Problem:
Restate the records that follow word for word; no pictures should appear.

Source material:
[Start]
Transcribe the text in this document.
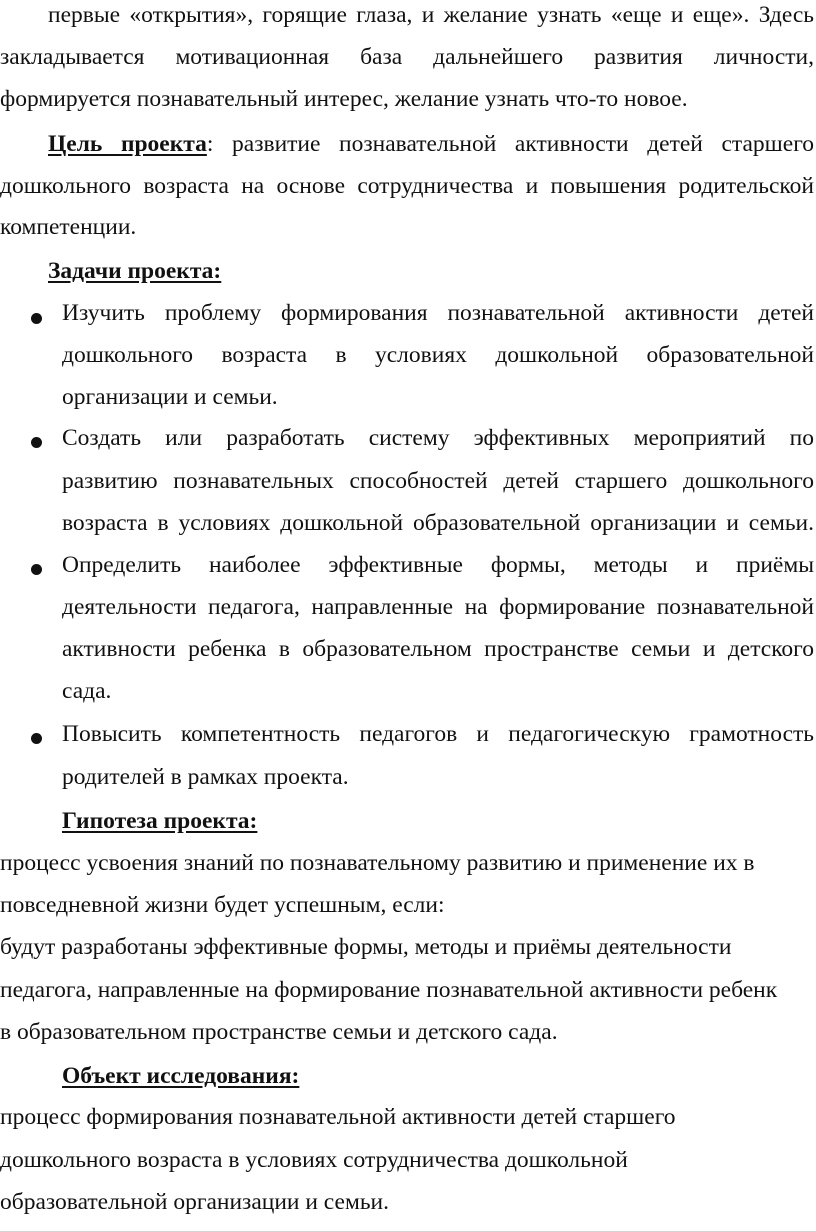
первые «открытия», горящие глаза, и желание узнать «еще и еще». Здесь
закладывается мотивационная база дальнейшего развития личности,
формируется познавательный интерес, желание узнать что-то новое.
Цель проекта: развитие познавательной активности детей старшего
дошкольного возраста на основе сотрудничества и повышения родительской
компетенции.
Задачи проекта:
Изучить проблему формирования познавательной активности детей
дошкольного возраста в условиях дошкольной образовательной
организации и семьи.
Создать или разработать систему эффективных мероприятий по
развитию познавательных способностей детей старшего дошкольного
возраста в условиях дошкольной образовательной организации и семьи.
Определить наиболее эффективные формы, методы и приёмы
деятельности педагога, направленные на формирование познавательной
активности ребенка в образовательном пространстве семьи и детского
сада.
Повысить компетентность педагогов и педагогическую грамотность
родителей в рамках проекта.
Гипотеза проекта:
процесс усвоения знаний по познавательному развитию и применение их в
повседневной жизни будет успешным, если:
будут разработаны эффективные формы, методы и приёмы деятельности
педагога, направленные на формирование познавательной активности ребенк
в образовательном пространстве семьи и детского сада.
Объект исследования:
процесс формирования познавательной активности детей старшего
дошкольного возраста в условиях сотрудничества дошкольной
образовательной организации и семьи.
[End]
Response:
Transcribe the text in this document.
первые «открытия», горящие глаза, и желание узнать «еще и еще». Здесь
закладывается мотивационная база дальнейшего развития личности,
формируется познавательный интерес, желание узнать что-то новое.
Цель проекта: развитие познавательной активности детей старшего
дошкольного возраста на основе сотрудничества и повышения родительской
компетенции.
Задачи проекта:
Изучить проблему формирования познавательной активности детей
дошкольного возраста в условиях дошкольной образовательной
организации и семьи.
Создать или разработать систему эффективных мероприятий по
развитию познавательных способностей детей старшего дошкольного
возраста в условиях дошкольной образовательной организации и семьи.
Определить наиболее эффективные формы, методы и приёмы
деятельности педагога, направленные на формирование познавательной
активности ребенка в образовательном пространстве семьи и детского
сада.
Повысить компетентность педагогов и педагогическую грамотность
родителей в рамках проекта.
Гипотеза проекта:
процесс усвоения знаний по познавательному развитию и применение их в
повседневной жизни будет успешным, если:
будут разработаны эффективные формы, методы и приёмы деятельности
педагога, направленные на формирование познавательной активности ребенк
в образовательном пространстве семьи и детского сада.
Объект исследования:
процесс формирования познавательной активности детей старшего
дошкольного возраста в условиях сотрудничества дошкольной
образовательной организации и семьи.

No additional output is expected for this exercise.